Written request: Could you set down, word for word, the stretch of the news report below on John Jay Hooker's lawsuit from "Hooker’s lawsuit, filed" through "acting on them."?
** begin Selected passage **
NASHVILLE – John Jay Hooker has filed a lawsuit aimed at blocking the appointment of successors to three appeals court judges who plan to retire Aug. 31, 2014, contending move will wrongfully deny voters the right to make choices in the Aug. 7, 2014, election.
“They have created a situation so there will be no election for their seats,” said Hooker, 82, a lawyer and past candidate for multiple political offices who has waged a series of legal battles against the state’s judicial selection system. “The state Constitution requires that there be an election… They are unconstitutionally calling off an election.”
The state’s Judicial Nominating Commission, which will cease to exist at the end of this month, has announced plans to select nominees to fill the three appeal court seats before then and send them to Gov. Bill Haslam.
Those announcing plans to retire effective Aug. 31, 2014, are Court of Appeals Judge Patricia Cottrell of Nashville, Court of Criminal Appeals Judge Joseph Tipton of Knoxville and Court of Appeals Judge Alan Highers of Memphis. The commission plans hearings June 27, 28 and 29 to select nominees.
Haslam intends to accept the nominations and make the appointments after “an appropriate amount of time” to review the nominees and make a decision, according to a gubernatorial spokesman.
Hooker’s lawsuit, filed in Davidson County Circuit Court, names Haslam, Tom Lawless, chairman of the Judicial Nominating Commission, and state Attorney General Bob Cooper as defendants. The lawsuit seeks an injunction against the commission submitting nominees and the governor acting on them.
** end Selected passage **
** begin Recorded data **
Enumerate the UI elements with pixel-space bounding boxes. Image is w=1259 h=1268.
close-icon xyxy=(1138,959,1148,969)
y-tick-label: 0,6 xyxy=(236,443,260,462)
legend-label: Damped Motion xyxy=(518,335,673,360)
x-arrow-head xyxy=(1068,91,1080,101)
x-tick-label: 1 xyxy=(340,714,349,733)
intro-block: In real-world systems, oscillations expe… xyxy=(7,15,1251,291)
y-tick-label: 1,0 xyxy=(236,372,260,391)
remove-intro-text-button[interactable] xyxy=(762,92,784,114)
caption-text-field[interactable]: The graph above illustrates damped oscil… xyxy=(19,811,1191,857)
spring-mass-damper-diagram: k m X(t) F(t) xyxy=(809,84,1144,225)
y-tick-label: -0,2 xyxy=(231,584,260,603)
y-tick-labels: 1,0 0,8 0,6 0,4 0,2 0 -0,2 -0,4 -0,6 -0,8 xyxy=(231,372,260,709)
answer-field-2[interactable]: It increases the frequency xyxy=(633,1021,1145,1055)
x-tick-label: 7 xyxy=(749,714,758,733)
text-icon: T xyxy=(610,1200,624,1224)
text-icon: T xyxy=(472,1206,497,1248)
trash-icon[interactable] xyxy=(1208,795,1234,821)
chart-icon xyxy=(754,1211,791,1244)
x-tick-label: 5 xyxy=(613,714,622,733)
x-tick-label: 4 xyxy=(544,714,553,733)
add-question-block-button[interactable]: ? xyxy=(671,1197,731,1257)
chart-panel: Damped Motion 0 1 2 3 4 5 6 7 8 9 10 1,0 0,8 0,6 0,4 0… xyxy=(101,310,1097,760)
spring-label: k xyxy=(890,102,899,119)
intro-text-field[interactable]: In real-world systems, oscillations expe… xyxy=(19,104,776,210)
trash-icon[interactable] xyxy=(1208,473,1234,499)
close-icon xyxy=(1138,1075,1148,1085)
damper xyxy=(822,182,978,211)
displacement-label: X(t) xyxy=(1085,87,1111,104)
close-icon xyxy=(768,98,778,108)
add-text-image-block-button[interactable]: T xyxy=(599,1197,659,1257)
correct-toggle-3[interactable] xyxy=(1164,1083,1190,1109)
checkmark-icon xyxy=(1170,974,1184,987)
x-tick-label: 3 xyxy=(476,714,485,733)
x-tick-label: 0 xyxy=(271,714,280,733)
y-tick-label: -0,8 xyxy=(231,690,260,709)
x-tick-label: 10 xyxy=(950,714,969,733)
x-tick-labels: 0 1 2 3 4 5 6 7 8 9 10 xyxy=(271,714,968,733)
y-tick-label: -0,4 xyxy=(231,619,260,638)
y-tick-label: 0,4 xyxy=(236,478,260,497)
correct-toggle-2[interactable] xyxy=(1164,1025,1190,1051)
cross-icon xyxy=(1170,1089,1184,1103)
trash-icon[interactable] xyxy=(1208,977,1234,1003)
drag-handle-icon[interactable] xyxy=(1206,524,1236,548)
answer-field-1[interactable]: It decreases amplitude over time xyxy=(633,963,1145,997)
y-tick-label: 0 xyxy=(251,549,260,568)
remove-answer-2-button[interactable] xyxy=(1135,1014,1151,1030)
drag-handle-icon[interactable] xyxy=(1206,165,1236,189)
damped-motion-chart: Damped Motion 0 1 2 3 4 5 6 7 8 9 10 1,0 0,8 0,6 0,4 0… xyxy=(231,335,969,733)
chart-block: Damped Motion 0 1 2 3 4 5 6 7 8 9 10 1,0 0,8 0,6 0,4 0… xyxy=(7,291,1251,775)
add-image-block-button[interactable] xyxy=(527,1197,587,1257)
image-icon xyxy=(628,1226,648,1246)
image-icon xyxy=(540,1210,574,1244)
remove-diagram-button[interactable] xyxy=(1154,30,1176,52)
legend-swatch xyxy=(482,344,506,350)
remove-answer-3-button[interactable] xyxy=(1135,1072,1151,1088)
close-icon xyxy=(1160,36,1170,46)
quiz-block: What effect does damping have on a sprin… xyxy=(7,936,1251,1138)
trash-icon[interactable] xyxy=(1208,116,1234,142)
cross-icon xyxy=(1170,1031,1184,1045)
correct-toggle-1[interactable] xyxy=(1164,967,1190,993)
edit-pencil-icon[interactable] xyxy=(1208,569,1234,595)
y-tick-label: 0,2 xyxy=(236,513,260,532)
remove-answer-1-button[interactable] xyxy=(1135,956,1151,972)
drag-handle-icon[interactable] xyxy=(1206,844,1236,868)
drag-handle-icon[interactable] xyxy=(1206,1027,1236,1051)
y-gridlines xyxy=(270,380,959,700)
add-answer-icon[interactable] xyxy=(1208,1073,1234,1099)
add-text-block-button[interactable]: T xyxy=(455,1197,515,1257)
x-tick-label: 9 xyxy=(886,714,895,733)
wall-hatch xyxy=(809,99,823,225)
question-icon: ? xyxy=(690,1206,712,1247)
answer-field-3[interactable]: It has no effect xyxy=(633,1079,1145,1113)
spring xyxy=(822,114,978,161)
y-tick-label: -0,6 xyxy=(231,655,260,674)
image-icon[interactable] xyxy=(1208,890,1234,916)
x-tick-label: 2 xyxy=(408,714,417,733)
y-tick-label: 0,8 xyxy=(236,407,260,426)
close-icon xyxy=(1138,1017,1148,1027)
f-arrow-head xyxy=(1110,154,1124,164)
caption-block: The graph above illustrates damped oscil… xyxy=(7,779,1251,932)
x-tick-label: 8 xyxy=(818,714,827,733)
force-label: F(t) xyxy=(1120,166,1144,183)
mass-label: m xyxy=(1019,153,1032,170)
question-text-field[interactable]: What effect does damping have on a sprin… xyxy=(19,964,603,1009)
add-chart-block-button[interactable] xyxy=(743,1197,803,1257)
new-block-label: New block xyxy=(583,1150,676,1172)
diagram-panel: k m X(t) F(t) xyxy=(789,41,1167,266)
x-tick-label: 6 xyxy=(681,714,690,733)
** end Recorded data **
Finished task:
Hooker’s lawsuit, filed in Davidson County Circuit Court, names Haslam, Tom Lawless, chairman of the Judicial Nominating Commission, and state Attorney General Bob Cooper as defendants. The lawsuit seeks an injunction against the commission submitting nominees and the governor acting on them.